*EXERCISE DETAILS*: Skip the images and copy each record exactly as written.

*INFORMATION PROVIDED*:
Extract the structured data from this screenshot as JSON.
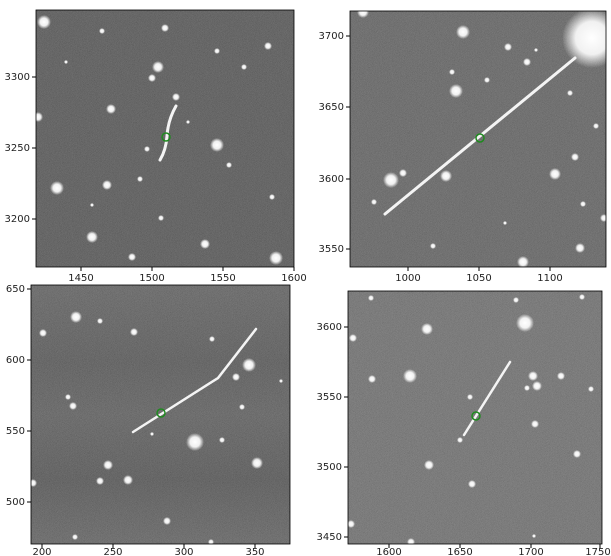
{
  "panels": [
    {
      "name": "panel-top-left",
      "x_ticks": [
        "1450",
        "1500",
        "1550",
        "1600"
      ],
      "y_ticks": [
        "3300",
        "3250",
        "3200"
      ]
    },
    {
      "name": "panel-top-right",
      "x_ticks": [
        "1000",
        "1050",
        "1100"
      ],
      "y_ticks": [
        "3700",
        "3650",
        "3600",
        "3550"
      ]
    },
    {
      "name": "panel-bottom-left",
      "x_ticks": [
        "200",
        "250",
        "300",
        "350"
      ],
      "y_ticks": [
        "650",
        "600",
        "550",
        "500"
      ]
    },
    {
      "name": "panel-bottom-right",
      "x_ticks": [
        "1600",
        "1650",
        "1700",
        "1750"
      ],
      "y_ticks": [
        "3600",
        "3550",
        "3500",
        "3450"
      ]
    }
  ],
  "colors": {
    "marker": "#1f8a1f",
    "streak": "#f4f4f4",
    "star": "#ffffff"
  }
}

*COMPLETE OUTPUT*:
Extract the structured data from this screenshot as JSON.
{
  "panels": [
    {
      "name": "panel-top-left",
      "x_ticks": [
        "1450",
        "1500",
        "1550",
        "1600"
      ],
      "y_ticks": [
        "3300",
        "3250",
        "3200"
      ]
    },
    {
      "name": "panel-top-right",
      "x_ticks": [
        "1000",
        "1050",
        "1100"
      ],
      "y_ticks": [
        "3700",
        "3650",
        "3600",
        "3550"
      ]
    },
    {
      "name": "panel-bottom-left",
      "x_ticks": [
        "200",
        "250",
        "300",
        "350"
      ],
      "y_ticks": [
        "650",
        "600",
        "550",
        "500"
      ]
    },
    {
      "name": "panel-bottom-right",
      "x_ticks": [
        "1600",
        "1650",
        "1700",
        "1750"
      ],
      "y_ticks": [
        "3600",
        "3550",
        "3500",
        "3450"
      ]
    }
  ],
  "colors": {
    "marker": "#1f8a1f",
    "streak": "#f4f4f4",
    "star": "#ffffff"
  }
}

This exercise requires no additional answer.